◆ PASSAGE PROVIDED ◆
begin
Tax
Managing finances is extremely important to keep a business in succession. We guarantee to elevate this resource to your benefit and help you obtain attainable value returns.
Our proactive approach to tax services helps us identify key tax planning opportunities that keep your current and future tax liabilities to a minimum. We provide our individual and business clients with the taxation expertise and knowledge that they deserve throughout the year.
Our team is committed to help you throughout the route and cut costs to leverage your returns. We make sure that your business stays compliant with tax regulations. Our taxation service is a promising solution to all tax matters facing your company.
We can help you in the following areas:
Corporate Tax Return
Need help with your company’s corporate tax return? We are here to help! We are up to date on all the tax laws and regulations. This helps us to deliver the best solutions for your business – at a reasonable rate. Our goal is to help your company minimize its taxes, so that you can use the money to grow your business.
Personal Tax Return
Keeping your personal finances in order is not an easy task. However, we make it easy and simple for you!
We assure you that you get the best income tax return that you are entitled to. Our aim has always been to simplify your return, relieve you from the burden, and help you minimize your taxes.
From completing the important documentation and estimating your tax liability/refund, to verifying all the information with you before the final submission to the CRA, we take every step seriously and leave you with a peace of mind.
Estate And Trust Tax Returns
You may find yourself in the role of a trustee or an executor of an estate with little experience or during a stressful life event, like the death of your nearest one. It seems daunting to understand what tax filings are and how all this can impact the beneficiaries. Unfortunately, it is! However, you do not need to worry; we are here to make you understand the entire process and/or empower you to handle the affairs of the estate or trust.
Commonly Asked Tax Questions and Answers
Personal Taxes
What is the filing deadline?
The filing deadline of a given taxation year’s personal tax return is normally April 30 in the following year.
If you are self-employed, you have until June 15 in the following year to file your tax return. However, you need to be mindful of a key requirement: if you have taxes owing, you are required to pay the balance by April 30. Otherwise, the CRA will charge interest. Therefore, I suggest that you file by April 30 to be safe.
If you are absolutely certain that you do not owe any taxes, then you can file at any time.
I am an employee and what expenses can be deducted against my income?
For any employee, there is a limited number of items that you may deduct against your income. The best and most common deduction is your Registered Retirement Savings Plan (“RRSP”) contribution.
Depending on the nature of your employment, you may be allowed to claim certain employment expenses, but your employer must issue you a T2200 slip (Declaration of Conditions of Employment).
I am self-employed and what expenses can be deducted against my business income?
Generally, all expenses directly related to your business (e.g., advertising, cost of goods purchased for sale, etc.) can be deducted.
end
◆ GOAL 1 ◆
According to the tax services page, why should a self-employed person file by April 30 even though their deadline is June 15? Answer in one to three sentences.
◆ GOAL 2 ◆
Go on with the tax services page from its last sentence, in the same question-and-answer style.
The items after this page have no role in anything asked here.

◆ SUPPLIED MATERIAL ◆
begin
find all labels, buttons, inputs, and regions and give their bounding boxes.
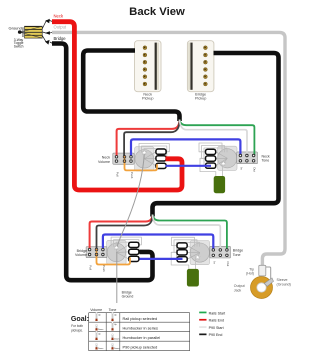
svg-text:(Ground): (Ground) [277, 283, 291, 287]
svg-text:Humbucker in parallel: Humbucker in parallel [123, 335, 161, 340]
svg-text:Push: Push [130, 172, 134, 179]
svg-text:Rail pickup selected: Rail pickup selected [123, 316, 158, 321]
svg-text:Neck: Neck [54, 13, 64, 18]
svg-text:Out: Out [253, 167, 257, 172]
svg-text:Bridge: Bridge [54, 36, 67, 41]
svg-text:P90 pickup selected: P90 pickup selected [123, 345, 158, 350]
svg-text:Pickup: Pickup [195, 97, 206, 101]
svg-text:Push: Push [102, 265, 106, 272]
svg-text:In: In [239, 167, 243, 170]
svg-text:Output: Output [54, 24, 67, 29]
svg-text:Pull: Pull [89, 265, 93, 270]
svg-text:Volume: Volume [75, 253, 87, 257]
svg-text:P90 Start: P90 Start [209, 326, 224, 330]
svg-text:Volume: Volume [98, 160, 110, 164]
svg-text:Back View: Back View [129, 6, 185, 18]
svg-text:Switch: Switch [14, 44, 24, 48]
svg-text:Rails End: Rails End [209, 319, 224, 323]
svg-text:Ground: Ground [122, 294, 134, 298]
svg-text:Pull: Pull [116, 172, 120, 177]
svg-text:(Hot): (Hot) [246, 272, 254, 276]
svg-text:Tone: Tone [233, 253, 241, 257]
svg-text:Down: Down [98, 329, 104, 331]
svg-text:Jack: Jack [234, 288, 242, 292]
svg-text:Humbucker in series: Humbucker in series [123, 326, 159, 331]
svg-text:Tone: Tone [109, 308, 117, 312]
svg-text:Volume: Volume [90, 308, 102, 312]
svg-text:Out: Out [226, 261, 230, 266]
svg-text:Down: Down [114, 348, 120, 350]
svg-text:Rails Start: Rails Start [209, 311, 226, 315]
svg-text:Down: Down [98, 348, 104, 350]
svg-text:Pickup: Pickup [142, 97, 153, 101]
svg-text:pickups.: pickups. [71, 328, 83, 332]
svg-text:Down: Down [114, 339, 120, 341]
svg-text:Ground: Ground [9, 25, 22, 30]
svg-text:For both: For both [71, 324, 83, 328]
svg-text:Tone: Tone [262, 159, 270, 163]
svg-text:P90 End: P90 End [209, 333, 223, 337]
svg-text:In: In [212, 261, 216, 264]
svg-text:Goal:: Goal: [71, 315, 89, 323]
end
◆ TASK RESULT 1 ◆
A self-employed person who has taxes owing must pay the balance by April 30, or the CRA will charge interest. Filing by April 30 is therefore the safe choice.

◆ TASK RESULT 2 ◆
In addition, if you use your personal items for your business, such as phone, car, and home, you may also claim a portion of these expenses. However, you may need to keep a log to track usage to support the amount claimed.
When is the deadline to contribute to an RRSP in order to claim it against the previous calendar year’s income?
In order to be eligible to deduct against your previous calendar year’s income, the deadline to make an RRSP contribution is March 1 of the current year (or February 29 in the case of a leap year). To make it easier to remember, just keep in mind the deadline is the end of February of the current year.
You can find your RRSP contribution room in your previous tax year’s Notice of Assessment. You should avoid over-contributing into your RRSP as any over-contribution above $2,000 is subject to interest.
What should you do if you discover an error after filing your tax return?
You may file a T1 Adjustment Request, along with the supporting documentations, for up to 10 years.
Do I need to report foreign investments?
If your total foreign investments are over $100,000 CDN at cost at any time in the tax year, you must report them to the CRA by completing form T1135. The investments could be in the form of a foreign bank account, rental property, stocks, etc. However, you do not need to report foreign personal-use property.
Failure to report your foreign investments will result in a penalty of $500 per month for up to 24 months (a maximum of $12,000). Further penalties apply after the 24-month period.
Do I need to report foreign income?
All residents of Canada for tax purpose are required to report their worldwide income, regardless of the place earned. However, you may receive a credit for any foreign taxes paid.
Should I file my tax return even if I do not have income?
Yes, if you are at least 18 years of age in the tax year, you should file a tax return, regardless of whether you have income.
Filing a tax return will benefit you or your family in several ways:
a.You may apply for the GST/HST credit;
b.You may apply for the Ontario Trillium Benefit;
c.You or your spouse plan to apply for or want to continue to receive the Canada Child Benefit;
d.You have unused donation, tuition, education, and textbook amounts that you wish to carry forward.
I am a university/college student. Should I file my tax return?
Yes, due to the potential benefits outlined in point 8 above.
If you paid rent while attending university/college, you should report the total rent paid in the tax year, since you may receive a higher Ontario Trillium Benefit.
Do not forget to report the tuition fee on your T2202A slip, which is issued by your university/college. Reporting this slip will help you claim the tuition, education and textbook amounts, which will help reducing your taxes.
If the CRA sends me a request for information, what should I do?
Do not panic. It is normal for the CRA to send a request for information. The request will state specifically what the CRA is looking for. Simply provide the requested information and you will be fine. If you are not sure as to how to handle the request, feel free to contact me for assistance.
What are the personal tax rates in 2019?
The Canadian tax system is a progressive one. Meaning, the higher your income, the more taxes you are required to pay on the top portion of your income.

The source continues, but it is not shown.